Using the data below, copy every line that contains the word "نكاح".
+-------+
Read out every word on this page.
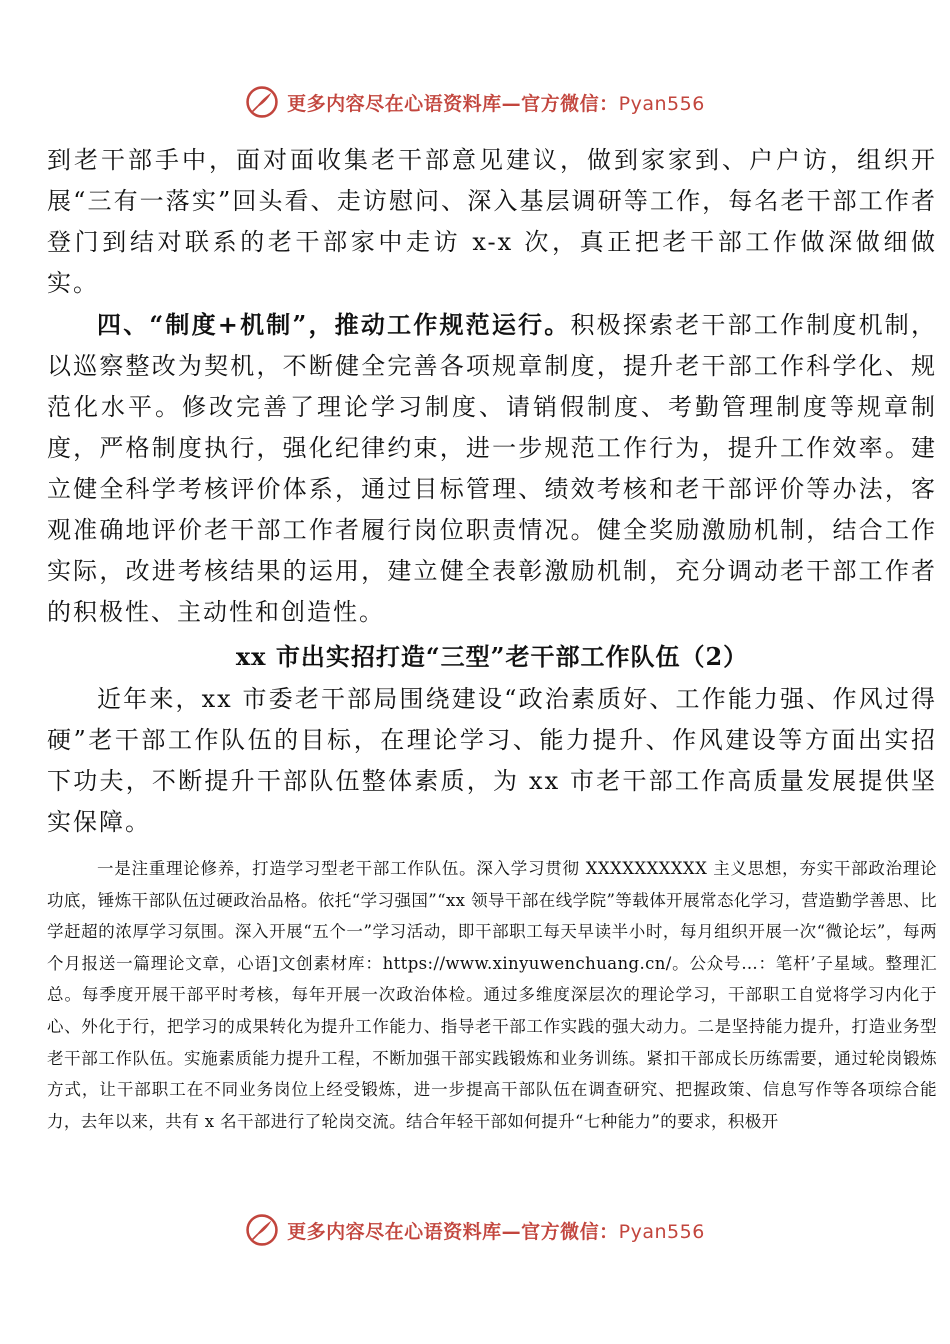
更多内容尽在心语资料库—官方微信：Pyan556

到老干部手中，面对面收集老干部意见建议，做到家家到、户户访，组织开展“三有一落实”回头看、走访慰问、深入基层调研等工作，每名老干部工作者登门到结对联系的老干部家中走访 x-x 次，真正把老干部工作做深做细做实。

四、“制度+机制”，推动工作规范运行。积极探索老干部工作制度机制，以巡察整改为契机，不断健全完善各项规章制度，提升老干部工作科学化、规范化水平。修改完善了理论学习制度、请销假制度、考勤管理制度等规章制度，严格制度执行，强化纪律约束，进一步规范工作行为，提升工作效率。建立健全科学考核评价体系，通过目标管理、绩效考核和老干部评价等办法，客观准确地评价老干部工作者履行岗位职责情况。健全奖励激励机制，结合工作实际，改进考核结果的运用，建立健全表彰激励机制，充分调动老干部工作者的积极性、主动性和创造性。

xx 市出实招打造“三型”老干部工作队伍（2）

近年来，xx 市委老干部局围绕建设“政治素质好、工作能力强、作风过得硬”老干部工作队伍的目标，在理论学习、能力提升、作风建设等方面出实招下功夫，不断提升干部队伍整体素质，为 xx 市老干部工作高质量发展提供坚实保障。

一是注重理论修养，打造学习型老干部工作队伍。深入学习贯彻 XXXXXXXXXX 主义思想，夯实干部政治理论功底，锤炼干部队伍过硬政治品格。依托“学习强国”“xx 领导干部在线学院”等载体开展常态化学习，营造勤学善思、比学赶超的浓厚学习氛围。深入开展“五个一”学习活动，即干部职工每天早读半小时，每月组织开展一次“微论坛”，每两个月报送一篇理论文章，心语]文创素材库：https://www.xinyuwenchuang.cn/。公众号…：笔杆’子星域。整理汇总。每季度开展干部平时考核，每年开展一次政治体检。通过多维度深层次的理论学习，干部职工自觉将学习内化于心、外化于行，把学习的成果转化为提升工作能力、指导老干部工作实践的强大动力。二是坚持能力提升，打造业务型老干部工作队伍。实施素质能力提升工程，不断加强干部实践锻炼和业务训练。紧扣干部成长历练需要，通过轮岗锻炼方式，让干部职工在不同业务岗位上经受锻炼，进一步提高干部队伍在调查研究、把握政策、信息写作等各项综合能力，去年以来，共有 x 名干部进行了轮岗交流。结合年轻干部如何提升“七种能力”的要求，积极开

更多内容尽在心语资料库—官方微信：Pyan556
+-------+
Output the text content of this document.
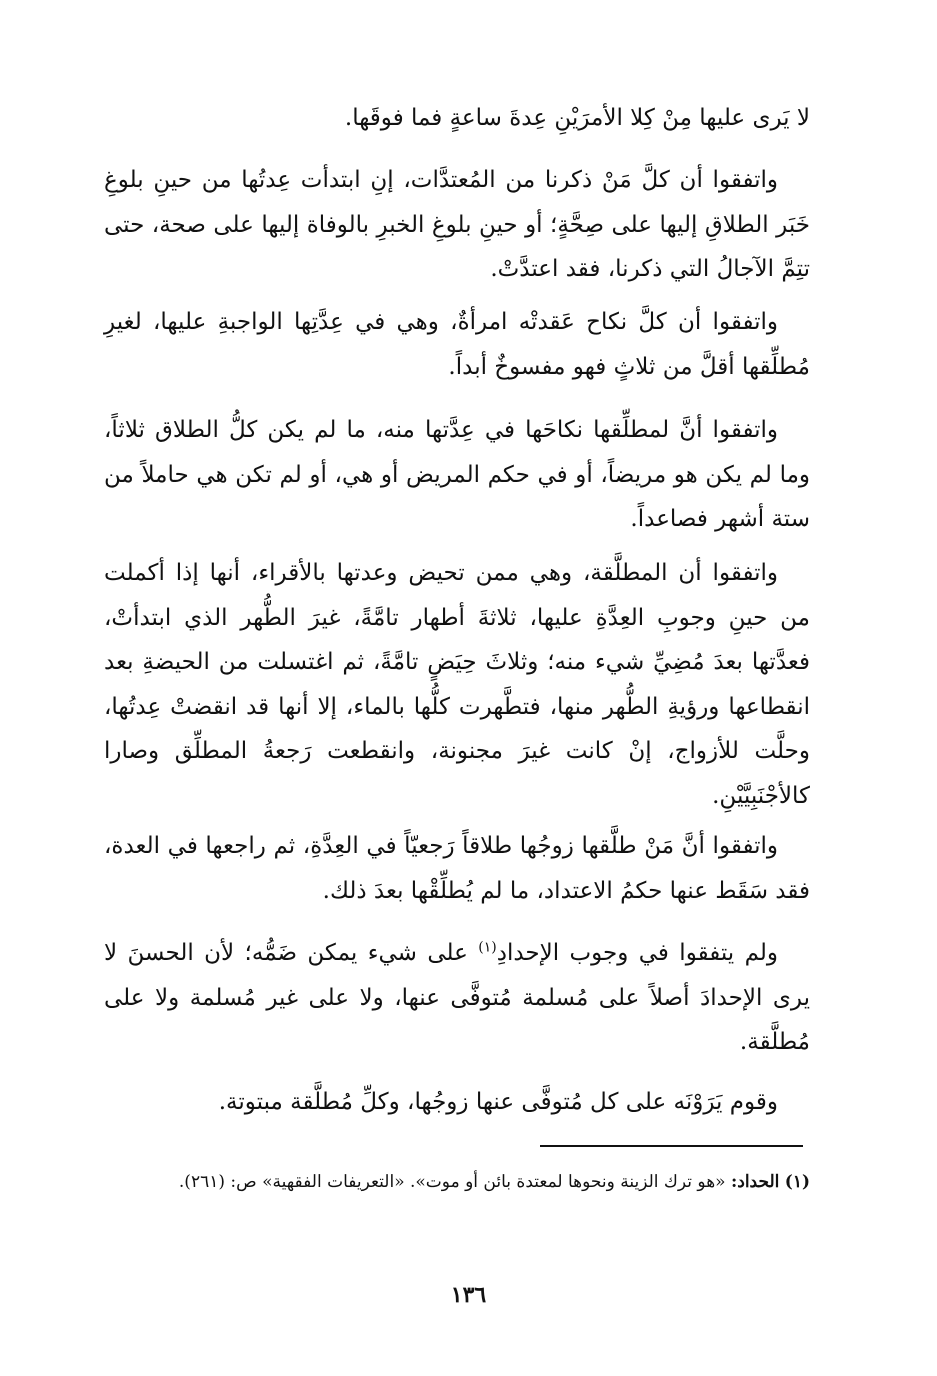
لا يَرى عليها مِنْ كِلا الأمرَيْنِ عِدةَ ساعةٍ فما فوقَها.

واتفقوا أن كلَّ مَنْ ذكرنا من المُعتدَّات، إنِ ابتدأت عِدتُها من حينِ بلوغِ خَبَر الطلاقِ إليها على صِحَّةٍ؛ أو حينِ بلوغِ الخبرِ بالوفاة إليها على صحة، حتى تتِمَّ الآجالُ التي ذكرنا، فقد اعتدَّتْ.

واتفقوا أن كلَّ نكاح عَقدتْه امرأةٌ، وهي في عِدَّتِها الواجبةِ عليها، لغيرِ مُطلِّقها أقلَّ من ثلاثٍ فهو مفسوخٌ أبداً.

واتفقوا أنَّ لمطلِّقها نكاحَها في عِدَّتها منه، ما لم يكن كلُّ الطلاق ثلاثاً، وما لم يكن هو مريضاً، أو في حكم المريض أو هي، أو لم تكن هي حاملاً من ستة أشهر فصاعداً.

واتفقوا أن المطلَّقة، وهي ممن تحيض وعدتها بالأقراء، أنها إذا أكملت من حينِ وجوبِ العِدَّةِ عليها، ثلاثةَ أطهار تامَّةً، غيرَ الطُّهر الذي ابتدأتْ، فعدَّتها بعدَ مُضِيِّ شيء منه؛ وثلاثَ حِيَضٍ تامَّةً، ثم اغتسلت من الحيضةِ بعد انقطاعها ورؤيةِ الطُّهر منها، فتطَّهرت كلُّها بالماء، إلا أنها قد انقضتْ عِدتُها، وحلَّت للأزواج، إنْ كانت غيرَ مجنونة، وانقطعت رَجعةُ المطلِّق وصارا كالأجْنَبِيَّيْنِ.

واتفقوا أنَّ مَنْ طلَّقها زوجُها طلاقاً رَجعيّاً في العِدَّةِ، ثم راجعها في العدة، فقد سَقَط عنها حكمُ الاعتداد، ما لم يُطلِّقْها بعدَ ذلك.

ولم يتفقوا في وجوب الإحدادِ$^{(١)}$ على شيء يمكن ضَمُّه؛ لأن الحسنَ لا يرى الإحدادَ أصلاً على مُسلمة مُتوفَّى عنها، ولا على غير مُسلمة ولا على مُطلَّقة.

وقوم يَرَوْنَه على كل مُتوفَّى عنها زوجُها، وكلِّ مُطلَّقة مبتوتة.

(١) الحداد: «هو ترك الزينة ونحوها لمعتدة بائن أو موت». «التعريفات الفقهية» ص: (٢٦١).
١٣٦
+-------+
§ **TASK RESPONSE**
واتفقوا أن كلَّ نكاح عَقدتْه امرأةٌ، وهي في عِدَّتِها الواجبةِ عليها، لغيرِ مُطلِّقها أقلَّ من ثلاثٍ فهو مفسوخٌ أبداً.
واتفقوا أنَّ لمطلِّقها نكاحَها في عِدَّتها منه، ما لم يكن كلُّ الطلاق ثلاثاً، وما لم يكن هو مريضاً، أو في حكم المريض أو هي، أو لم تكن هي حاملاً من ستة أشهر فصاعداً.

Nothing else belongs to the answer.